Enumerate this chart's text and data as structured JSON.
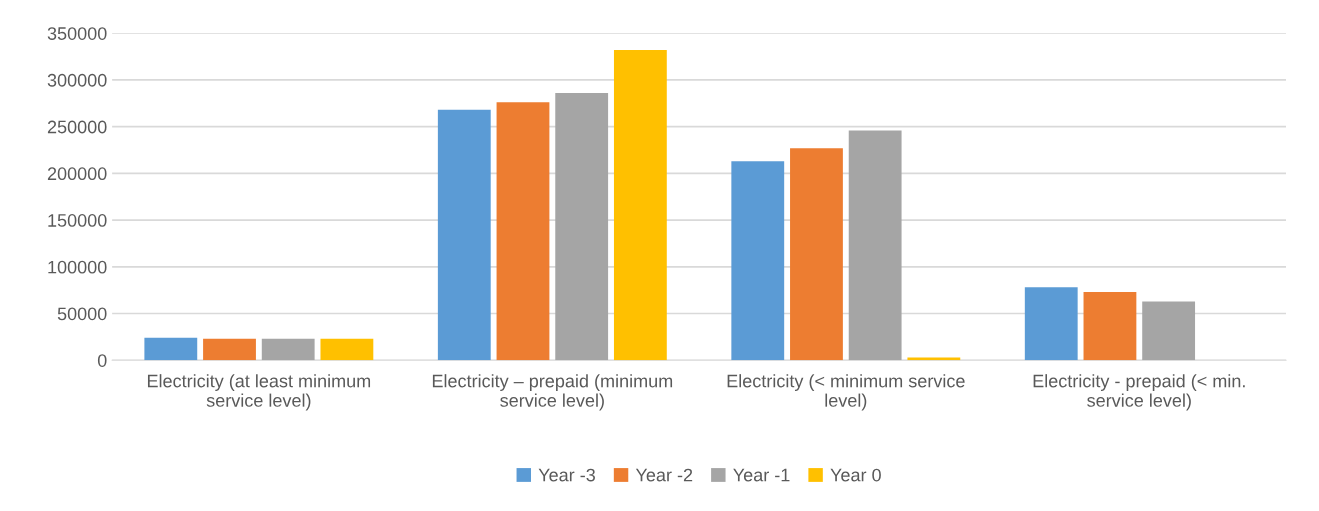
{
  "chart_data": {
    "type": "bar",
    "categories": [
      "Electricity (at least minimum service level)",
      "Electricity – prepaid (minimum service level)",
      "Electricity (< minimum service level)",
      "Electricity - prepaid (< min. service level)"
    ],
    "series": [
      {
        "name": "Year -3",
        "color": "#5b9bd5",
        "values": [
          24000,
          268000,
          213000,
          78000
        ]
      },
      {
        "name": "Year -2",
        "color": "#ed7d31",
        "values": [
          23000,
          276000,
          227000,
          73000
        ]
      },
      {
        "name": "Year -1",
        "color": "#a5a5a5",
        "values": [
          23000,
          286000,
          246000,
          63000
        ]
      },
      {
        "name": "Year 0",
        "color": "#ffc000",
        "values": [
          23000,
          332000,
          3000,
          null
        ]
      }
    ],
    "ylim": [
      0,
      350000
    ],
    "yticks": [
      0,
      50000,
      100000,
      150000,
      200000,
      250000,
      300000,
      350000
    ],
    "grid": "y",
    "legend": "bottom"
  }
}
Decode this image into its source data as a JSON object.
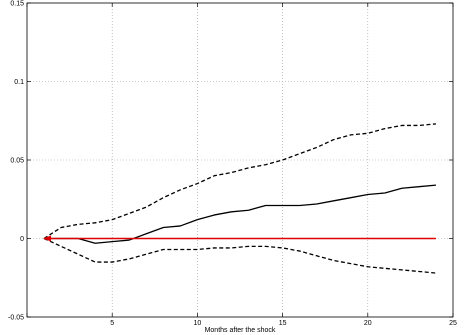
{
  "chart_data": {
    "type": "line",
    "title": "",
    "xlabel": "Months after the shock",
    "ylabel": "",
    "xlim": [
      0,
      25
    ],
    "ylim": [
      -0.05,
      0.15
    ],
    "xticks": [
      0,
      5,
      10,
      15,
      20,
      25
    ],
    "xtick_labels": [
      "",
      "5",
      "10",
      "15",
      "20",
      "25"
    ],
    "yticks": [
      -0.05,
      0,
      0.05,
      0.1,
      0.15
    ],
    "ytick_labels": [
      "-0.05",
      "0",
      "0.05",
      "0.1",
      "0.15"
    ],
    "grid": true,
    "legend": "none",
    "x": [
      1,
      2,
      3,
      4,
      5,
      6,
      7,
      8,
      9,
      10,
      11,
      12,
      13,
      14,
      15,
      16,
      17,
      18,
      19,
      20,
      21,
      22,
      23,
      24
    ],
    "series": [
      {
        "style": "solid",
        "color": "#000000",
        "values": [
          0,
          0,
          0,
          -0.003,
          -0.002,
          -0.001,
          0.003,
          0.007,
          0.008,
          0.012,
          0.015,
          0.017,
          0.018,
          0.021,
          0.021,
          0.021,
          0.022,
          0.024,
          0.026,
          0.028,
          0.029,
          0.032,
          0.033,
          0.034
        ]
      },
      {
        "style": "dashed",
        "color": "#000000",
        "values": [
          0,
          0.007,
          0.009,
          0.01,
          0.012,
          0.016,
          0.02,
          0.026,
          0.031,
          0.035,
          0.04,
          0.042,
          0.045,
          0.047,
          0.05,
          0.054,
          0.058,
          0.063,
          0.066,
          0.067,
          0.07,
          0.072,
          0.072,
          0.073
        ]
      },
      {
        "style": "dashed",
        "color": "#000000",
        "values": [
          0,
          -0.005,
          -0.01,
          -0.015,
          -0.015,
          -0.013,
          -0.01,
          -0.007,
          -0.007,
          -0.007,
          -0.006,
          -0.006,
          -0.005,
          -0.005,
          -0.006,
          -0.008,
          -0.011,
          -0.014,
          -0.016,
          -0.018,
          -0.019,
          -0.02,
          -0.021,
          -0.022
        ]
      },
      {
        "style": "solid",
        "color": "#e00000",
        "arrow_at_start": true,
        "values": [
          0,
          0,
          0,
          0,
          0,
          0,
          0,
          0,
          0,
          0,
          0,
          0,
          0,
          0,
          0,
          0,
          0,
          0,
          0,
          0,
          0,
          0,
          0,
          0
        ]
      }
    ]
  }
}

::::

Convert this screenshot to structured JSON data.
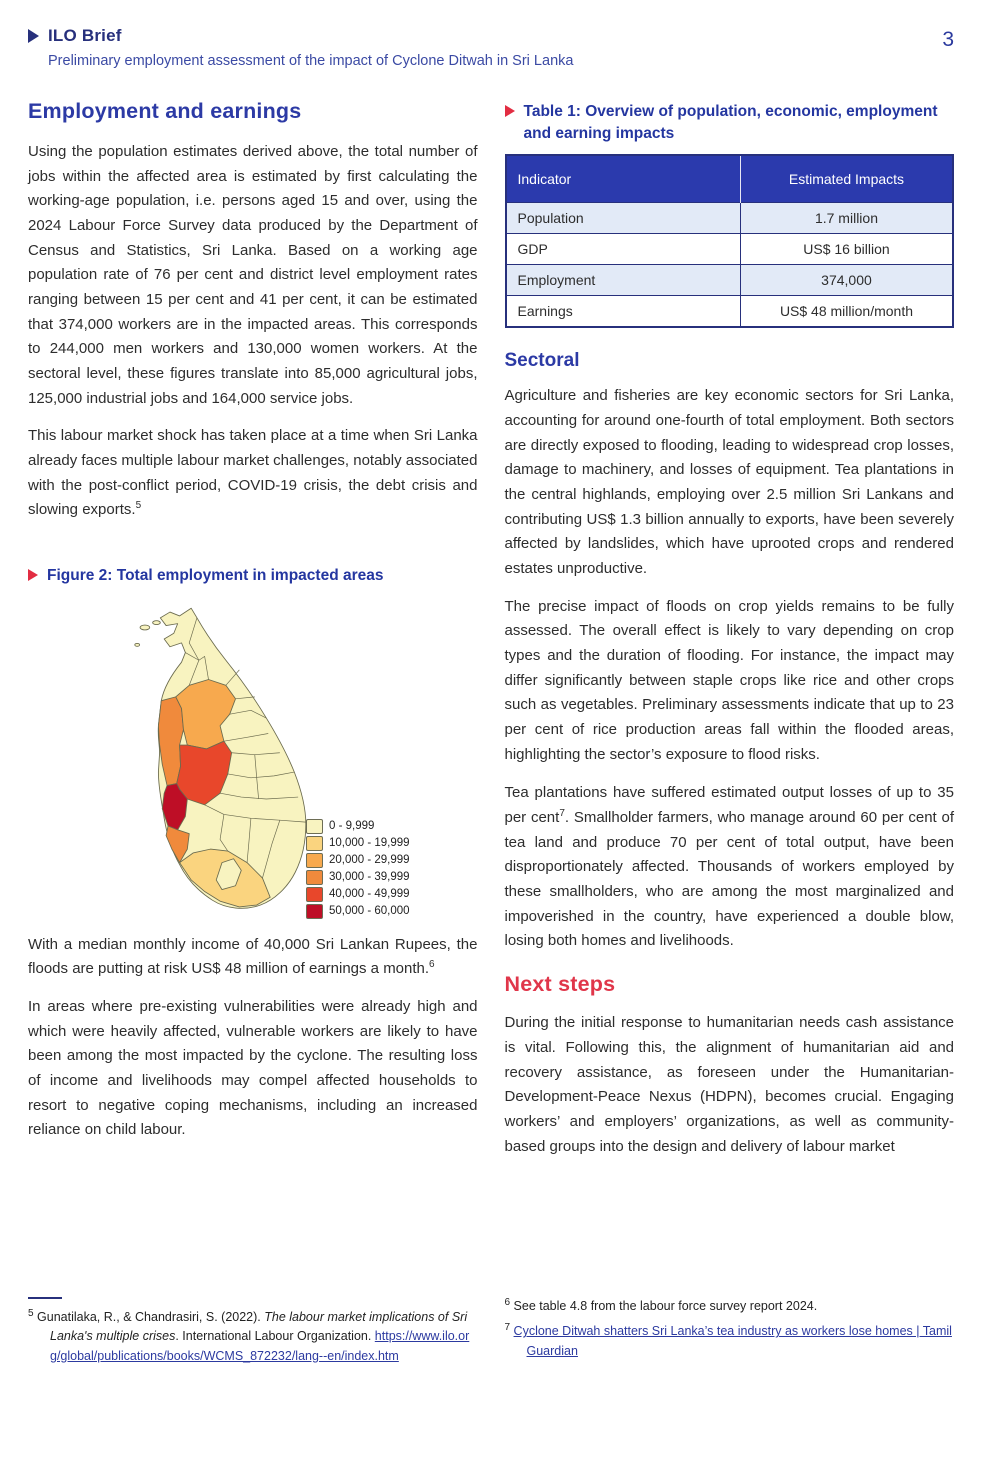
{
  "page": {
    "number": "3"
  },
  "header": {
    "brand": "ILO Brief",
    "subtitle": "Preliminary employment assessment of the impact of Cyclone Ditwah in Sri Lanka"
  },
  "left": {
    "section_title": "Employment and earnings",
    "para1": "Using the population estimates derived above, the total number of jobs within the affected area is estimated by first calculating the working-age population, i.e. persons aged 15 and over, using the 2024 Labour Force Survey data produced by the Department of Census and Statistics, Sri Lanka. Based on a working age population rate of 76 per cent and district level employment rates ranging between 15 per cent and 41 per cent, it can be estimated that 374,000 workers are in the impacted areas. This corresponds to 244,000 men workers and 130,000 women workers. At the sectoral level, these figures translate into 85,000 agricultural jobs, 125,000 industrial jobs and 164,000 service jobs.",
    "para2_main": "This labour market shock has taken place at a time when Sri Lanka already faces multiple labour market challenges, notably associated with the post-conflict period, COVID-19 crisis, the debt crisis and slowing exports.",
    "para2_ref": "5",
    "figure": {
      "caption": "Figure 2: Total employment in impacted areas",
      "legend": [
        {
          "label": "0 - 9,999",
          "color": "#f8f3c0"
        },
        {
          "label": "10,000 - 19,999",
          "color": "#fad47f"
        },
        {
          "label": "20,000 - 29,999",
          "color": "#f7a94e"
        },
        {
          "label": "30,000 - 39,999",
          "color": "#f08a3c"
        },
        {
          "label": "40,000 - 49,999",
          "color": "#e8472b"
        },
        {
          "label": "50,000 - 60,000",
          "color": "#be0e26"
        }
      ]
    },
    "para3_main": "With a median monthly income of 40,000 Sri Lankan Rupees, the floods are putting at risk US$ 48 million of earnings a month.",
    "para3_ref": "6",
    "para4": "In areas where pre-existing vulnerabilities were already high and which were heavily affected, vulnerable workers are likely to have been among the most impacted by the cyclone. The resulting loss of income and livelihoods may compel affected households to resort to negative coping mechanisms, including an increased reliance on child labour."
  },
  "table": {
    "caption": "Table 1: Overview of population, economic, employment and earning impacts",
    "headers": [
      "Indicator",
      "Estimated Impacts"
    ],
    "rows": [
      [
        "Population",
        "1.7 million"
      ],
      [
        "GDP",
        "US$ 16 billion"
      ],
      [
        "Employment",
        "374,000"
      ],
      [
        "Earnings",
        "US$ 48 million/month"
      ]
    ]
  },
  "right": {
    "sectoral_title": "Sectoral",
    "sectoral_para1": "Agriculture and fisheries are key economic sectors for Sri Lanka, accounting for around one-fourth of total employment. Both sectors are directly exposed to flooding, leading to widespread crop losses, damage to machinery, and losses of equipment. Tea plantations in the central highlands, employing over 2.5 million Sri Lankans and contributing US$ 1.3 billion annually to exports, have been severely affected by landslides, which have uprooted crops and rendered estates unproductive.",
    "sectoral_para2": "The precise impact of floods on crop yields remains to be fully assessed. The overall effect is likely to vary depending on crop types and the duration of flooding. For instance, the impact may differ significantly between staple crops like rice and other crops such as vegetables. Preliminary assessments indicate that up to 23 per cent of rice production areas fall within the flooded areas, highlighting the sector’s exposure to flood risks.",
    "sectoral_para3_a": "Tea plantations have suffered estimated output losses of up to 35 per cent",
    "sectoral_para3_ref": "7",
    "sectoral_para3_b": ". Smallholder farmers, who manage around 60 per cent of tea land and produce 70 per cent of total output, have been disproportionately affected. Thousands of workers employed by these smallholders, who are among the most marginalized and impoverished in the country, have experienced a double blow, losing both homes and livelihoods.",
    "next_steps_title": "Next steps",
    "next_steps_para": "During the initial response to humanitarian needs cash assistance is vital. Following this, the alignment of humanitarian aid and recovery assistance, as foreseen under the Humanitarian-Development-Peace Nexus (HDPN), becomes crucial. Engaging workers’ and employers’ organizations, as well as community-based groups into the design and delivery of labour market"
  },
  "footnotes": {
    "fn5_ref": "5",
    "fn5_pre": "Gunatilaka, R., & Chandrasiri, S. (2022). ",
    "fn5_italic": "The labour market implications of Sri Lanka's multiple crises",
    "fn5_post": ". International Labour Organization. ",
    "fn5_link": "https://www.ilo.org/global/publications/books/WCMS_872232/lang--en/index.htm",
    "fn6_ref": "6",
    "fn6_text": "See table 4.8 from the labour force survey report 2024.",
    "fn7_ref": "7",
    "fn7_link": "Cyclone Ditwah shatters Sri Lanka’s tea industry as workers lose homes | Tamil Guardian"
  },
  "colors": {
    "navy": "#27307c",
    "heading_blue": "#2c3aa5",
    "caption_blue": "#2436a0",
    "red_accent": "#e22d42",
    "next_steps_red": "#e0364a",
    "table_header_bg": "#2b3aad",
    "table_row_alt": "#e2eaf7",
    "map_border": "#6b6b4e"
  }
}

::::

Description of the task:
Give only the count of lines in which the string "million" appears.

Solution to this task:
4